Records follow. Select each line holding "Choose".

* * * * * * *

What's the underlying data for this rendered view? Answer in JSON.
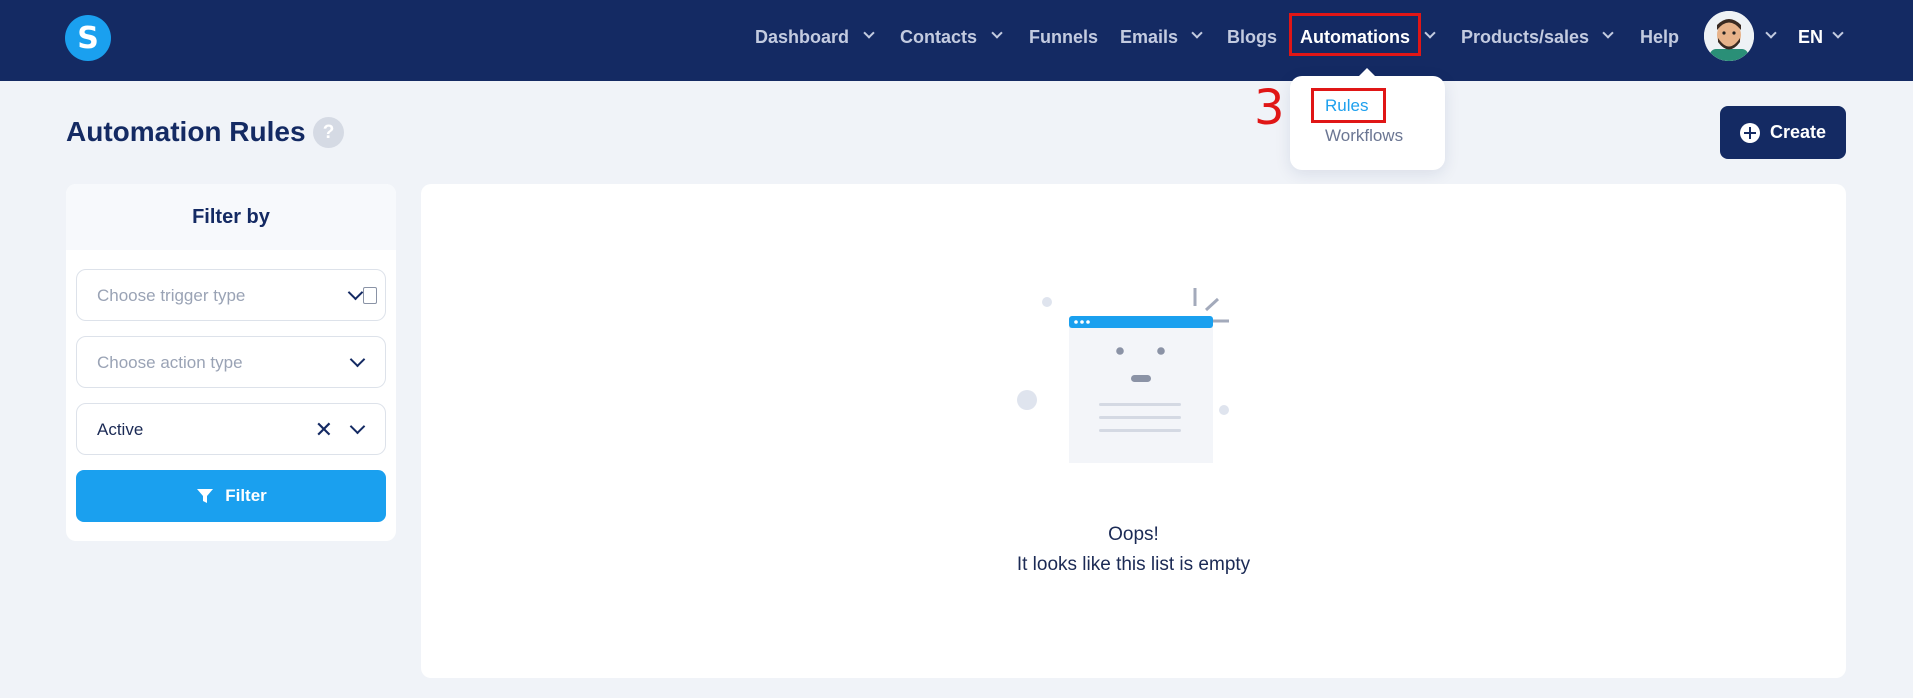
{
  "nav": {
    "logo_letter": "S",
    "items": [
      {
        "label": "Dashboard",
        "has_menu": true
      },
      {
        "label": "Contacts",
        "has_menu": true
      },
      {
        "label": "Funnels",
        "has_menu": false
      },
      {
        "label": "Emails",
        "has_menu": true
      },
      {
        "label": "Blogs",
        "has_menu": false
      },
      {
        "label": "Automations",
        "has_menu": true,
        "active": true
      },
      {
        "label": "Products/sales",
        "has_menu": true
      },
      {
        "label": "Help",
        "has_menu": false
      }
    ],
    "language": "EN"
  },
  "dropdown": {
    "items": [
      {
        "label": "Rules",
        "selected": true
      },
      {
        "label": "Workflows",
        "selected": false
      }
    ]
  },
  "annotation": {
    "step": "3"
  },
  "page": {
    "title": "Automation Rules",
    "help_label": "?",
    "create_label": "Create"
  },
  "filter": {
    "heading": "Filter by",
    "trigger_placeholder": "Choose trigger type",
    "action_placeholder": "Choose action type",
    "status_value": "Active",
    "button_label": "Filter"
  },
  "empty_state": {
    "line1": "Oops!",
    "line2": "It looks like this list is empty"
  },
  "colors": {
    "topbar": "#142a63",
    "accent": "#1aa0ef",
    "highlight": "#e01616",
    "background": "#f0f3f8"
  }
}
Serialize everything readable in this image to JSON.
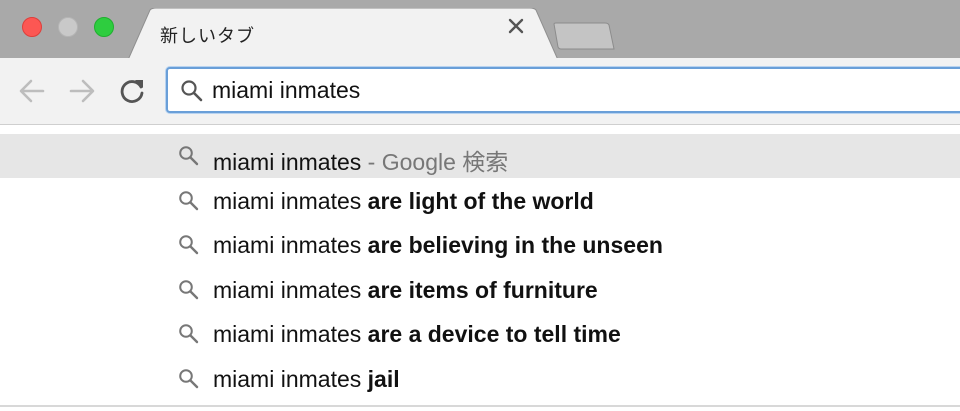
{
  "tab": {
    "title": "新しいタブ",
    "close_icon": "close-icon"
  },
  "toolbar": {
    "back_icon": "back-arrow-icon",
    "forward_icon": "forward-arrow-icon",
    "reload_icon": "reload-icon"
  },
  "omnibox": {
    "value": "miami inmates"
  },
  "suggestions": [
    {
      "query": "miami inmates",
      "completion": "",
      "sep": " - ",
      "provider": "Google 検索"
    },
    {
      "query": "miami inmates ",
      "completion": "are light of the world"
    },
    {
      "query": "miami inmates ",
      "completion": "are believing in the unseen"
    },
    {
      "query": "miami inmates ",
      "completion": "are items of furniture"
    },
    {
      "query": "miami inmates ",
      "completion": "are a device to tell time"
    },
    {
      "query": "miami inmates ",
      "completion": "jail"
    }
  ],
  "colors": {
    "close": "#fc5753",
    "minimize": "#c9c9c9",
    "maximize": "#2ecd3f",
    "focus_ring": "#6a9fd8",
    "selected_row": "#e6e6e6"
  }
}
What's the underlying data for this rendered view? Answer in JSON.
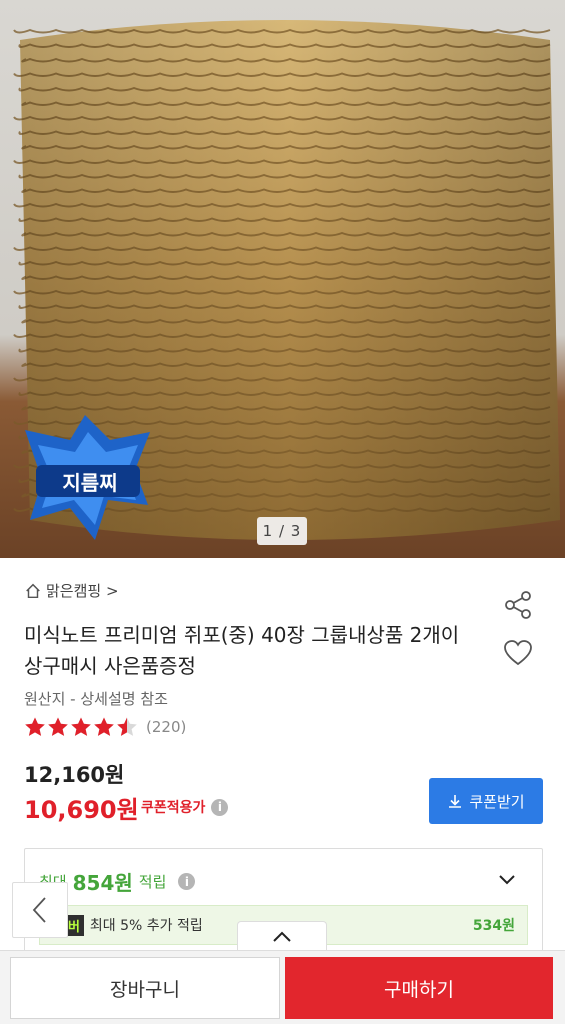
{
  "gallery": {
    "page_indicator": "1 / 3",
    "badge_text": "지름찌"
  },
  "seller": {
    "name": "맑은캠핑 >",
    "icon": "home-icon"
  },
  "product": {
    "title": "미식노트 프리미엄 쥐포(중) 40장 그룹내상품 2개이상구매시 사은품증정",
    "origin": "원산지 - 상세설명 참조",
    "rating": 4.5,
    "review_count": "(220)",
    "original_price": "12,160원",
    "sale_price": "10,690원",
    "coupon_applied_label": "쿠폰적용가"
  },
  "coupon_button": {
    "label": "쿠폰받기",
    "icon": "download-icon"
  },
  "points": {
    "prefix": "최대",
    "value": "854원",
    "suffix": "적립",
    "member_badge": "멤버",
    "member_text": "최대 5% 추가 적립",
    "member_amount": "534원"
  },
  "bottom_bar": {
    "cart_label": "장바구니",
    "buy_label": "구매하기"
  },
  "colors": {
    "accent_red": "#e0202a",
    "coupon_blue": "#2c7be5",
    "points_green": "#44a53a"
  }
}
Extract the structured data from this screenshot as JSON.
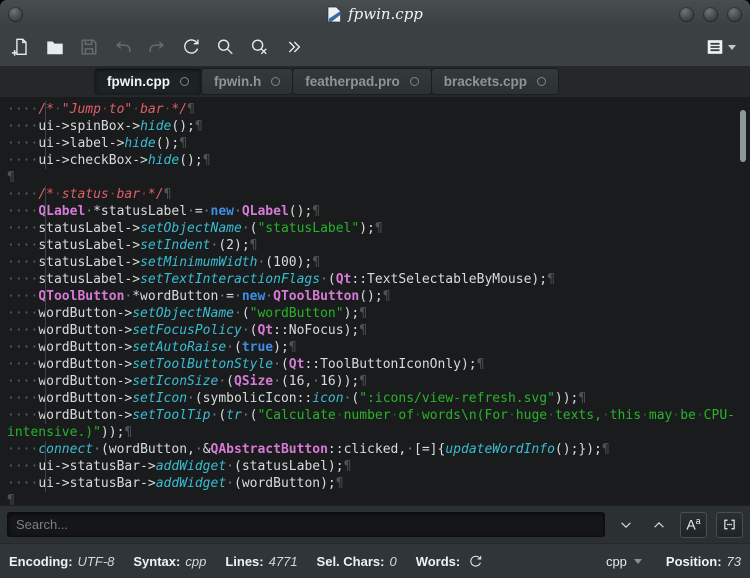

* * * * * * *

**Correct answer**:
    "trigger_placeholder": "Choose trigger type",
    "action_placeholder": "Choose action type",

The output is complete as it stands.